Aim of the task: Give the data below again, word for word.

Records supplied:
Begin

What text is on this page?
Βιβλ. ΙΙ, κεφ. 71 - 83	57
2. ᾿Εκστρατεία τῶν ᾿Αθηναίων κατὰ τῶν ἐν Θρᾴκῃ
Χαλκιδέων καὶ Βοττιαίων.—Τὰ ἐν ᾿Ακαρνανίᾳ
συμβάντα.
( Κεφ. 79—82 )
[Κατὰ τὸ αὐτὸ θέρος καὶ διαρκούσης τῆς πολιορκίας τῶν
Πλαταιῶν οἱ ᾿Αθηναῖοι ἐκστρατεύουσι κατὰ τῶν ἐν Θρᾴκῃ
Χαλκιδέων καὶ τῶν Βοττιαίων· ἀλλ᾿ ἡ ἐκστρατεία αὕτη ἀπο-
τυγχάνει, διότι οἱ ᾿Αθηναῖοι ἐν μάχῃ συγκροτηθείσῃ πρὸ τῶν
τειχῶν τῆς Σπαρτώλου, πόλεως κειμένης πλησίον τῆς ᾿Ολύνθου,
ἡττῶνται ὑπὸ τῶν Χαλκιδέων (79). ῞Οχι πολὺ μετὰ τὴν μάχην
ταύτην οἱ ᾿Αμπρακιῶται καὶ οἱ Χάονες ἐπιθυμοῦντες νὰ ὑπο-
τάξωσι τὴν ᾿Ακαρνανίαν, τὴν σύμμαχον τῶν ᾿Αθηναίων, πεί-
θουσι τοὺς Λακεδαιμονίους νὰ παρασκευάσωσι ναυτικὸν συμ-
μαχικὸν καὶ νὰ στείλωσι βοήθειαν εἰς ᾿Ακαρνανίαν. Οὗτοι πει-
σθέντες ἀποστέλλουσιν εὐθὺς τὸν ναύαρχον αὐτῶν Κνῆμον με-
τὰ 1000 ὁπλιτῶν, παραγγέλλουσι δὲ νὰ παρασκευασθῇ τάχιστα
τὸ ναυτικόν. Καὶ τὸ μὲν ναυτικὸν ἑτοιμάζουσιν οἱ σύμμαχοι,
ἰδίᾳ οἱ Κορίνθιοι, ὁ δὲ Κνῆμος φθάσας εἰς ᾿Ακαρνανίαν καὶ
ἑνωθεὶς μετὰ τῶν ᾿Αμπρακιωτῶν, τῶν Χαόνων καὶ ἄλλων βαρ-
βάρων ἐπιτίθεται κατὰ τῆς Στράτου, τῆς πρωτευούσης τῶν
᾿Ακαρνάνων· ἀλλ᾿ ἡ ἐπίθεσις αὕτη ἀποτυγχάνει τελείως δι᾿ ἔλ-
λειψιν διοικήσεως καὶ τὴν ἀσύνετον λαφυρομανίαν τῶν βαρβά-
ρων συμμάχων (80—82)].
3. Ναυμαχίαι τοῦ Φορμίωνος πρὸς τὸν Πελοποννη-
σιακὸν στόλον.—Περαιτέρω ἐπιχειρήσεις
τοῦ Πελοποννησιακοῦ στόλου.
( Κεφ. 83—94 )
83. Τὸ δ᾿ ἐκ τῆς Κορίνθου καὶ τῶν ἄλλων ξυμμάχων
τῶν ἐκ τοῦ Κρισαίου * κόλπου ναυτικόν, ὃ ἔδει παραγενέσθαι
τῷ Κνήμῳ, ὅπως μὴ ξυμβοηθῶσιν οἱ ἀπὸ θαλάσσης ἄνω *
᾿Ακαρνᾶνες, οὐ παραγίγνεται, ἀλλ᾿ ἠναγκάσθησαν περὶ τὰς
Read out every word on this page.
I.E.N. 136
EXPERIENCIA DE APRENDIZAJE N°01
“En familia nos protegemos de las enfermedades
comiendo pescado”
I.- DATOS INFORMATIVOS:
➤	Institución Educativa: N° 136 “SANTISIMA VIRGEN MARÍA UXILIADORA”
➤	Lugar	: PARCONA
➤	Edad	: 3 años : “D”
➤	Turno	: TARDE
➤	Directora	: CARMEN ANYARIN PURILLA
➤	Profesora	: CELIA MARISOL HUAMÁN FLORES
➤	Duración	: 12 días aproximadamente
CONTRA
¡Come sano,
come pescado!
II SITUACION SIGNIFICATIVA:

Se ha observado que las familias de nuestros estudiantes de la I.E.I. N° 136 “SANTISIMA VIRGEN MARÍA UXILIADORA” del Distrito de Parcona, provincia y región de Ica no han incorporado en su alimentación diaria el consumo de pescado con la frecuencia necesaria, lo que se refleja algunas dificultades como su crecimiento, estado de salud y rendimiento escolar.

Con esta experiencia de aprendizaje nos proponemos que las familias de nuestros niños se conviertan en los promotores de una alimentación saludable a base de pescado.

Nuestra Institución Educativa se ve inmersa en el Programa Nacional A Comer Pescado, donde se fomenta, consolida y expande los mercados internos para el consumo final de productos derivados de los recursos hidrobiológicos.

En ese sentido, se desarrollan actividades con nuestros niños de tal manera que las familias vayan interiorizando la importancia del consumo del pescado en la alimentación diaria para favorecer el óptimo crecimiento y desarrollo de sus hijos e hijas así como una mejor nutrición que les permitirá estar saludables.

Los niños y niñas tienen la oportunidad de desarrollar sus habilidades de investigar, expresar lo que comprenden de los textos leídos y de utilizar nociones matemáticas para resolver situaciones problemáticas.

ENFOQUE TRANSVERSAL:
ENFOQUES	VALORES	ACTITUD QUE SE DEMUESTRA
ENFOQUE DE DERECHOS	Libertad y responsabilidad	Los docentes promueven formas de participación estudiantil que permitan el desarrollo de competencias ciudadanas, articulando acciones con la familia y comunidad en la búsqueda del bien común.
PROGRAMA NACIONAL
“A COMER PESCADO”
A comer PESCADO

End

Answer to the problem:
What text is on this page?
Βιβλ. ΙΙ, κεφ. 71 - 83	57
2. ᾿Εκστρατεία τῶν ᾿Αθηναίων κατὰ τῶν ἐν Θρᾴκῃ
Χαλκιδέων καὶ Βοττιαίων.—Τὰ ἐν ᾿Ακαρνανίᾳ
συμβάντα.
( Κεφ. 79—82 )
[Κατὰ τὸ αὐτὸ θέρος καὶ διαρκούσης τῆς πολιορκίας τῶν
Πλαταιῶν οἱ ᾿Αθηναῖοι ἐκστρατεύουσι κατὰ τῶν ἐν Θρᾴκῃ
Χαλκιδέων καὶ τῶν Βοττιαίων· ἀλλ᾿ ἡ ἐκστρατεία αὕτη ἀπο-
τυγχάνει, διότι οἱ ᾿Αθηναῖοι ἐν μάχῃ συγκροτηθείσῃ πρὸ τῶν
τειχῶν τῆς Σπαρτώλου, πόλεως κειμένης πλησίον τῆς ᾿Ολύνθου,
ἡττῶνται ὑπὸ τῶν Χαλκιδέων (79). ῞Οχι πολὺ μετὰ τὴν μάχην
ταύτην οἱ ᾿Αμπρακιῶται καὶ οἱ Χάονες ἐπιθυμοῦντες νὰ ὑπο-
τάξωσι τὴν ᾿Ακαρνανίαν, τὴν σύμμαχον τῶν ᾿Αθηναίων, πεί-
θουσι τοὺς Λακεδαιμονίους νὰ παρασκευάσωσι ναυτικὸν συμ-
μαχικὸν καὶ νὰ στείλωσι βοήθειαν εἰς ᾿Ακαρνανίαν. Οὗτοι πει-
σθέντες ἀποστέλλουσιν εὐθὺς τὸν ναύαρχον αὐτῶν Κνῆμον με-
τὰ 1000 ὁπλιτῶν, παραγγέλλουσι δὲ νὰ παρασκευασθῇ τάχιστα
τὸ ναυτικόν. Καὶ τὸ μὲν ναυτικὸν ἑτοιμάζουσιν οἱ σύμμαχοι,
ἰδίᾳ οἱ Κορίνθιοι, ὁ δὲ Κνῆμος φθάσας εἰς ᾿Ακαρνανίαν καὶ
ἑνωθεὶς μετὰ τῶν ᾿Αμπρακιωτῶν, τῶν Χαόνων καὶ ἄλλων βαρ-
βάρων ἐπιτίθεται κατὰ τῆς Στράτου, τῆς πρωτευούσης τῶν
᾿Ακαρνάνων· ἀλλ᾿ ἡ ἐπίθεσις αὕτη ἀποτυγχάνει τελείως δι᾿ ἔλ-
λειψιν διοικήσεως καὶ τὴν ἀσύνετον λαφυρομανίαν τῶν βαρβά-
ρων συμμάχων (80—82)].
3. Ναυμαχίαι τοῦ Φορμίωνος πρὸς τὸν Πελοποννη-
σιακὸν στόλον.—Περαιτέρω ἐπιχειρήσεις
τοῦ Πελοποννησιακοῦ στόλου.
( Κεφ. 83—94 )
83. Τὸ δ᾿ ἐκ τῆς Κορίνθου καὶ τῶν ἄλλων ξυμμάχων
τῶν ἐκ τοῦ Κρισαίου * κόλπου ναυτικόν, ὃ ἔδει παραγενέσθαι
τῷ Κνήμῳ, ὅπως μὴ ξυμβοηθῶσιν οἱ ἀπὸ θαλάσσης ἄνω *
᾿Ακαρνᾶνες, οὐ παραγίγνεται, ἀλλ᾿ ἠναγκάσθησαν περὶ τὰς
Read out every word on this page.
I.E.N. 136
EXPERIENCIA DE APRENDIZAJE N°01
“En familia nos protegemos de las enfermedades
comiendo pescado”
I.- DATOS INFORMATIVOS:
➤	Institución Educativa: N° 136 “SANTISIMA VIRGEN MARÍA UXILIADORA”
➤	Lugar	: PARCONA
➤	Edad	: 3 años : “D”
➤	Turno	: TARDE
➤	Directora	: CARMEN ANYARIN PURILLA
➤	Profesora	: CELIA MARISOL HUAMÁN FLORES
➤	Duración	: 12 días aproximadamente
CONTRA
¡Come sano,
come pescado!
II SITUACION SIGNIFICATIVA:

Se ha observado que las familias de nuestros estudiantes de la I.E.I. N° 136 “SANTISIMA VIRGEN MARÍA UXILIADORA” del Distrito de Parcona, provincia y región de Ica no han incorporado en su alimentación diaria el consumo de pescado con la frecuencia necesaria, lo que se refleja algunas dificultades como su crecimiento, estado de salud y rendimiento escolar.

Con esta experiencia de aprendizaje nos proponemos que las familias de nuestros niños se conviertan en los promotores de una alimentación saludable a base de pescado.

Nuestra Institución Educativa se ve inmersa en el Programa Nacional A Comer Pescado, donde se fomenta, consolida y expande los mercados internos para el consumo final de productos derivados de los recursos hidrobiológicos.

En ese sentido, se desarrollan actividades con nuestros niños de tal manera que las familias vayan interiorizando la importancia del consumo del pescado en la alimentación diaria para favorecer el óptimo crecimiento y desarrollo de sus hijos e hijas así como una mejor nutrición que les permitirá estar saludables.

Los niños y niñas tienen la oportunidad de desarrollar sus habilidades de investigar, expresar lo que comprenden de los textos leídos y de utilizar nociones matemáticas para resolver situaciones problemáticas.

ENFOQUE TRANSVERSAL:
ENFOQUES	VALORES	ACTITUD QUE SE DEMUESTRA
ENFOQUE DE DERECHOS	Libertad y responsabilidad	Los docentes promueven formas de participación estudiantil que permitan el desarrollo de competencias ciudadanas, articulando acciones con la familia y comunidad en la búsqueda del bien común.
PROGRAMA NACIONAL
“A COMER PESCADO”
A comer PESCADO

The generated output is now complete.